Data to use:
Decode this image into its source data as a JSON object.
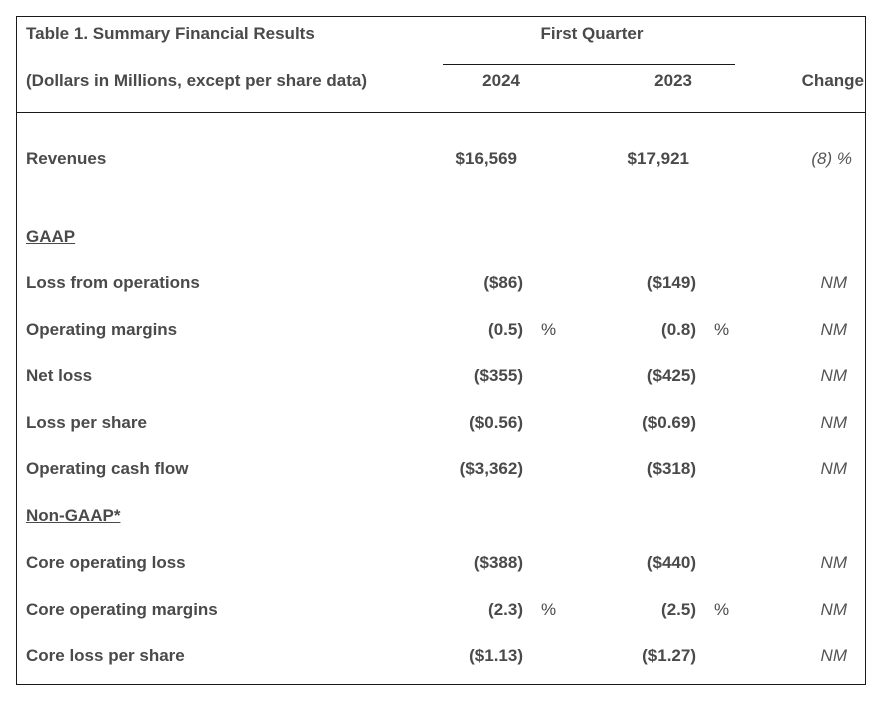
{
  "table": {
    "title": "Table 1. Summary Financial Results",
    "subtitle": "(Dollars in Millions, except per share data)",
    "period_header": "First Quarter",
    "col_2024": "2024",
    "col_2023": "2023",
    "col_change": "Change",
    "revenues": {
      "label": "Revenues",
      "v2024": "$16,569",
      "v2023": "$17,921",
      "change": "(8) %"
    },
    "gaap_label": "GAAP",
    "non_gaap_label": "Non-GAAP*",
    "gaap_rows": [
      {
        "label": "Loss from operations",
        "v2024": "($86)",
        "pct2024": "",
        "v2023": "($149)",
        "pct2023": "",
        "change": "NM"
      },
      {
        "label": "Operating margins",
        "v2024": "(0.5)",
        "pct2024": "%",
        "v2023": "(0.8)",
        "pct2023": "%",
        "change": "NM"
      },
      {
        "label": "Net loss",
        "v2024": "($355)",
        "pct2024": "",
        "v2023": "($425)",
        "pct2023": "",
        "change": "NM"
      },
      {
        "label": "Loss per share",
        "v2024": "($0.56)",
        "pct2024": "",
        "v2023": "($0.69)",
        "pct2023": "",
        "change": "NM"
      },
      {
        "label": "Operating cash flow",
        "v2024": "($3,362)",
        "pct2024": "",
        "v2023": "($318)",
        "pct2023": "",
        "change": "NM"
      }
    ],
    "non_gaap_rows": [
      {
        "label": "Core operating loss",
        "v2024": "($388)",
        "pct2024": "",
        "v2023": "($440)",
        "pct2023": "",
        "change": "NM"
      },
      {
        "label": "Core operating margins",
        "v2024": "(2.3)",
        "pct2024": "%",
        "v2023": "(2.5)",
        "pct2023": "%",
        "change": "NM"
      },
      {
        "label": "Core loss per share",
        "v2024": "($1.13)",
        "pct2024": "",
        "v2023": "($1.27)",
        "pct2023": "",
        "change": "NM"
      }
    ]
  }
}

Problem statement:
Copy the data exactly. Any picture it contains is to be omitted.

Task response:
Decode this image into its source data as a JSON object.
{
  "table": {
    "title": "Table 1. Summary Financial Results",
    "subtitle": "(Dollars in Millions, except per share data)",
    "period_header": "First Quarter",
    "col_2024": "2024",
    "col_2023": "2023",
    "col_change": "Change",
    "revenues": {
      "label": "Revenues",
      "v2024": "$16,569",
      "v2023": "$17,921",
      "change": "(8) %"
    },
    "gaap_label": "GAAP",
    "non_gaap_label": "Non-GAAP*",
    "gaap_rows": [
      {
        "label": "Loss from operations",
        "v2024": "($86)",
        "pct2024": "",
        "v2023": "($149)",
        "pct2023": "",
        "change": "NM"
      },
      {
        "label": "Operating margins",
        "v2024": "(0.5)",
        "pct2024": "%",
        "v2023": "(0.8)",
        "pct2023": "%",
        "change": "NM"
      },
      {
        "label": "Net loss",
        "v2024": "($355)",
        "pct2024": "",
        "v2023": "($425)",
        "pct2023": "",
        "change": "NM"
      },
      {
        "label": "Loss per share",
        "v2024": "($0.56)",
        "pct2024": "",
        "v2023": "($0.69)",
        "pct2023": "",
        "change": "NM"
      },
      {
        "label": "Operating cash flow",
        "v2024": "($3,362)",
        "pct2024": "",
        "v2023": "($318)",
        "pct2023": "",
        "change": "NM"
      }
    ],
    "non_gaap_rows": [
      {
        "label": "Core operating loss",
        "v2024": "($388)",
        "pct2024": "",
        "v2023": "($440)",
        "pct2023": "",
        "change": "NM"
      },
      {
        "label": "Core operating margins",
        "v2024": "(2.3)",
        "pct2024": "%",
        "v2023": "(2.5)",
        "pct2023": "%",
        "change": "NM"
      },
      {
        "label": "Core loss per share",
        "v2024": "($1.13)",
        "pct2024": "",
        "v2023": "($1.27)",
        "pct2023": "",
        "change": "NM"
      }
    ]
  }
}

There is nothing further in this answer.